* _Instruction_: Count the lines below that contain the string "caption", treating uppercase and lowercase as different, and reply with the number alone.

* _Dataset excerpts_:
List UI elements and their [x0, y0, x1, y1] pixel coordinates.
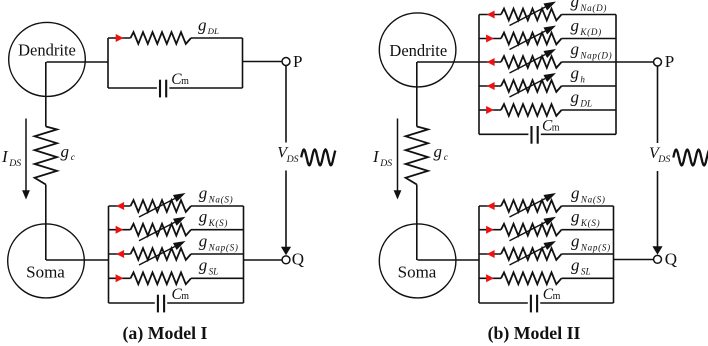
label g_K(S) (Model II soma): [571, 207, 600, 228]
wire: soma to channel box (Model II): [418, 259, 480, 261]
wire row lead-in g_Na(S) (Model I): [109, 205, 131, 207]
wire: bottom edge left of C_m (Model I dendrite): [108, 87, 157, 89]
node Q (Model I): [282, 250, 304, 269]
bus right (Model II dendrite box): [615, 15, 617, 135]
label g_K(D) (Model II): [571, 16, 602, 37]
wire: bottom edge left of C_m (Model I soma): [109, 302, 155, 304]
wire row lead-in g_SL (Model I): [109, 277, 131, 279]
svg-text:Nap(S): Nap(S): [208, 242, 239, 252]
current direction arrow on g_DL (red, Model II): [486, 106, 494, 114]
variable arrow on g_Na(D) (Model II): [510, 2, 557, 26]
label g_c (Model II): [434, 142, 449, 163]
bus left (Model II dendrite box): [478, 15, 480, 135]
wire: P down to V_DS (Model II): [657, 66, 659, 143]
wire: dendrite to RC box (Model I): [47, 61, 109, 63]
svg-text:K(S): K(S): [208, 218, 228, 228]
capacitor C_m (Model I dendrite): [160, 80, 166, 98]
svg-text:DS: DS: [8, 158, 21, 169]
resistor g_Na(S) (Model I): [131, 200, 192, 212]
resistor g_h (Model II): [501, 80, 562, 92]
resistor g_c (Model I): [35, 127, 57, 185]
svg-text:g: g: [199, 207, 208, 226]
svg-text:g: g: [571, 231, 580, 250]
label g_DL (Model I): [198, 16, 219, 37]
bus right (Model I soma box): [243, 206, 245, 303]
variable arrow on g_Nap(S) (Model I): [139, 241, 186, 265]
svg-text:Soma: Soma: [398, 263, 437, 282]
wire: bottom edge right of C_m (Model I soma): [167, 302, 243, 304]
svg-text:DL: DL: [207, 26, 219, 36]
svg-text:m: m: [552, 123, 560, 134]
current direction arrow on g_K(S) (red, Model I): [116, 226, 124, 234]
svg-text:DS: DS: [379, 158, 392, 169]
svg-text:DL: DL: [579, 98, 592, 108]
label g_Nap(D) (Model II): [571, 39, 613, 60]
svg-text:SL: SL: [209, 267, 219, 277]
svg-text:g: g: [571, 183, 580, 202]
svg-text:K(D): K(D): [579, 27, 602, 37]
wire: V_DS to node Q with arrow (Model I): [281, 171, 291, 256]
wire: bottom edge right of C_m (Model II soma): [540, 302, 613, 304]
label g_Na(S) (Model II soma): [571, 183, 606, 204]
wire row lead-out g_K(S) (Model II): [562, 229, 614, 231]
svg-text:m: m: [181, 291, 189, 302]
svg-text:Nap(D): Nap(D): [579, 50, 612, 60]
svg-text:Na(S): Na(S): [208, 194, 234, 204]
svg-text:g: g: [571, 16, 580, 35]
svg-text:I: I: [372, 147, 380, 166]
compartment circle: Dendrite (Model I): [9, 22, 86, 96]
label g_Na(S) (Model I): [199, 183, 234, 204]
resistor g_SL (Model II soma): [501, 272, 562, 284]
current direction arrow on g_SL (red, Model I): [116, 274, 124, 282]
node P (Model I): [282, 52, 302, 71]
wire: dendrite to channel box (Model II): [417, 61, 479, 63]
wire row lead-out g_Nap(S) (Model II): [562, 253, 614, 255]
resistor g_Na(S) (Model II soma): [501, 200, 562, 212]
wire row lead-in g_h (Model II): [479, 85, 501, 87]
svg-text:Dendrite: Dendrite: [18, 41, 76, 60]
compartment circle: Soma (Model I): [8, 224, 85, 298]
wire row lead-in g_Na(D) (Model II): [479, 14, 501, 16]
svg-text:SL: SL: [581, 267, 591, 277]
label C_m (Model II soma): [543, 286, 561, 303]
wire: top edge lead-out (Model I): [191, 37, 243, 39]
current direction arrow on g_Nap(S) (red, Model II): [487, 250, 495, 258]
caption (b) Model II: [488, 323, 581, 344]
svg-text:g: g: [571, 0, 580, 11]
svg-text:g: g: [199, 183, 208, 202]
voltage source waveform (Model II): [673, 150, 708, 166]
wire row lead-out g_Na(S) (Model I): [191, 205, 244, 207]
svg-text:Nap(S): Nap(S): [580, 242, 611, 252]
label g_h (Model II): [571, 63, 586, 84]
wire: dendrite down to g_c (Model I): [45, 62, 47, 127]
wire: box to node P (Model I): [243, 61, 282, 63]
wire: bottom edge right of C_m (Model I dendrite): [169, 87, 242, 89]
wire row lead-out g_K(S) (Model I): [191, 229, 244, 231]
svg-text:g: g: [198, 16, 207, 35]
svg-text:(a) Model I: (a) Model I: [123, 323, 208, 344]
node P (Model II): [654, 52, 675, 71]
wire: V_DS to node Q with arrow (Model II): [652, 171, 662, 255]
wire: P down to V_DS (Model I): [285, 66, 287, 143]
wire: g_c to soma (Model II): [416, 185, 418, 261]
wire row lead-out g_SL (Model II): [562, 277, 614, 279]
resistor g_c (Model II): [406, 127, 428, 185]
svg-text:g: g: [199, 231, 208, 250]
current direction arrow on g_Na(S) (red, Model I): [116, 202, 124, 210]
label V_DS (Model I): [277, 145, 298, 165]
label g_K(S) (Model I): [199, 207, 228, 228]
wire row lead-out g_Na(S) (Model II): [562, 205, 614, 207]
wire row lead-out g_Nap(D) (Model II): [562, 61, 617, 63]
caption (a) Model I: [123, 323, 208, 344]
svg-text:g: g: [571, 207, 580, 226]
bus left (Model I soma box): [108, 206, 110, 303]
variable arrow on g_K(S) (Model I): [139, 217, 186, 241]
current direction arrow on g_h (red, Model II): [487, 82, 495, 90]
label I_DS (Model II): [372, 147, 392, 169]
wire: top edge lead-in (Model I): [108, 37, 131, 39]
current direction arrow on g_Nap(D) (red, Model II): [487, 58, 495, 66]
variable arrow on g_K(S) (Model II): [510, 217, 557, 241]
variable arrow on g_Na(S) (Model I): [139, 193, 186, 217]
variable arrow on g_Nap(S) (Model II): [510, 241, 557, 265]
svg-text:Na(D): Na(D): [579, 3, 607, 13]
label g_Na(D) (Model II): [571, 0, 608, 13]
label I_DS (Model I): [1, 147, 21, 169]
svg-text:Q: Q: [292, 250, 304, 269]
resistor g_K(S) (Model I): [131, 224, 192, 236]
compartment circle: Soma (Model II): [379, 224, 456, 298]
svg-text:m: m: [181, 76, 189, 87]
wire: bottom edge left of C_m (Model II soma): [479, 302, 528, 304]
voltage source waveform (Model I): [301, 150, 335, 166]
label g_SL (Model II soma): [571, 256, 591, 277]
wire row lead-in g_Na(S) (Model II): [479, 205, 501, 207]
variable arrow on g_Na(S) (Model II): [510, 193, 557, 217]
svg-text:K(S): K(S): [580, 218, 600, 228]
wire row lead-in g_SL (Model II): [479, 277, 501, 279]
svg-text:g: g: [61, 142, 70, 161]
resistor g_Nap(S) (Model II soma): [501, 248, 562, 260]
wire: g_c to soma (Model I): [45, 185, 47, 261]
wire: bottom edge right of C_m (Model II dendrite): [541, 133, 616, 135]
svg-text:DS: DS: [286, 154, 299, 165]
svg-text:g: g: [434, 142, 443, 161]
wire: bottom edge left of C_m (Model II dendrite): [479, 133, 528, 135]
label g_DL (Model II): [571, 87, 593, 108]
wire: box to node P (Model II): [616, 61, 653, 63]
svg-text:(b) Model II: (b) Model II: [488, 323, 581, 344]
wire row lead-in g_Nap(D) (Model II): [479, 61, 501, 63]
wire row lead-in g_K(D) (Model II): [479, 38, 501, 40]
current direction arrow on g_DL (red): [116, 34, 124, 42]
capacitor C_m (Model I soma): [158, 295, 164, 313]
svg-text:h: h: [580, 74, 585, 84]
variable arrow on g_Nap(D) (Model II): [510, 49, 557, 73]
svg-text:c: c: [444, 153, 449, 163]
capacitor C_m (Model II dendrite): [532, 126, 538, 144]
svg-text:I: I: [1, 147, 9, 166]
wire: dendrite down to g_c (Model II): [416, 62, 418, 127]
current arrow I_DS (Model II): [394, 119, 402, 200]
resistor g_Nap(D) (Model II): [501, 56, 562, 68]
svg-text:g: g: [571, 256, 580, 275]
svg-text:g: g: [571, 63, 580, 82]
box left edge (Model I dendrite RC): [107, 38, 109, 88]
label C_m (Model II dendrite): [542, 118, 560, 135]
wire row lead-in g_Nap(S) (Model II): [479, 253, 501, 255]
resistor g_SL (Model I): [131, 272, 192, 284]
wire row lead-out g_SL (Model I): [191, 277, 244, 279]
variable arrow on g_K(D) (Model II): [510, 26, 557, 50]
svg-text:DS: DS: [657, 154, 670, 165]
wire row lead-out g_DL (Model II): [562, 109, 617, 111]
wire row lead-in g_K(S) (Model II): [479, 229, 501, 231]
svg-text:c: c: [71, 153, 76, 163]
wire row lead-out g_Na(D) (Model II): [562, 14, 617, 16]
bus right (Model II soma box): [613, 206, 615, 303]
wire row lead-out g_K(D) (Model II): [562, 38, 617, 40]
label g_SL (Model I): [199, 256, 219, 277]
current arrow I_DS (Model I): [22, 119, 30, 200]
node Q (Model II): [654, 250, 678, 269]
wire row lead-out g_h (Model II): [562, 85, 617, 87]
current direction arrow on g_K(S) (red, Model II): [486, 226, 494, 234]
wire row lead-in g_K(S) (Model I): [109, 229, 131, 231]
resistor g_Na(D) (Model II): [501, 9, 562, 21]
compartment circle: Dendrite (Model II): [379, 13, 456, 87]
variable arrow on g_h (Model II): [510, 73, 557, 97]
svg-text:Q: Q: [665, 250, 677, 269]
svg-text:g: g: [571, 39, 580, 58]
svg-text:Dendrite: Dendrite: [389, 41, 447, 60]
wire row lead-out g_Nap(S) (Model I): [191, 253, 244, 255]
svg-text:P: P: [293, 52, 302, 71]
wire row lead-in g_Nap(S) (Model I): [109, 253, 131, 255]
wire: channel box to node Q (Model II): [614, 259, 654, 261]
label g_Nap(S) (Model I): [199, 231, 239, 252]
current direction arrow on g_SL (red, Model II): [486, 274, 494, 282]
wire: channel box to node Q (Model I): [244, 259, 282, 261]
svg-text:Soma: Soma: [26, 263, 65, 282]
box right edge (Model I dendrite RC): [242, 38, 244, 88]
current direction arrow on g_Na(D) (red, Model II): [487, 11, 495, 19]
resistor g_Nap(S) (Model I): [131, 248, 192, 260]
resistor g_DL (Model I): [131, 32, 192, 44]
svg-text:g: g: [571, 87, 580, 106]
svg-text:Na(S): Na(S): [580, 194, 606, 204]
label V_DS (Model II): [649, 145, 670, 165]
current direction arrow on g_K(D) (red, Model II): [486, 35, 494, 43]
svg-text:m: m: [553, 291, 561, 302]
label C_m (Model I dendrite): [171, 71, 189, 88]
wire: soma to channel box (Model I): [46, 259, 109, 261]
bus left (Model II soma box): [478, 206, 480, 303]
svg-text:P: P: [665, 52, 674, 71]
label g_Nap(S) (Model II soma): [571, 231, 611, 252]
resistor g_DL (Model II): [501, 104, 562, 116]
svg-text:g: g: [199, 256, 208, 275]
label C_m (Model I soma): [172, 286, 190, 303]
current direction arrow on g_Na(S) (red, Model II): [487, 202, 495, 210]
resistor g_K(D) (Model II): [501, 33, 562, 45]
current direction arrow on g_Nap(S) (red, Model I): [116, 250, 124, 258]
wire row lead-in g_DL (Model II): [479, 109, 501, 111]
label g_c (Model I): [61, 142, 76, 163]
resistor g_K(S) (Model II soma): [501, 224, 562, 236]
capacitor C_m (Model II soma): [531, 295, 537, 313]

* _Solved problem_: 2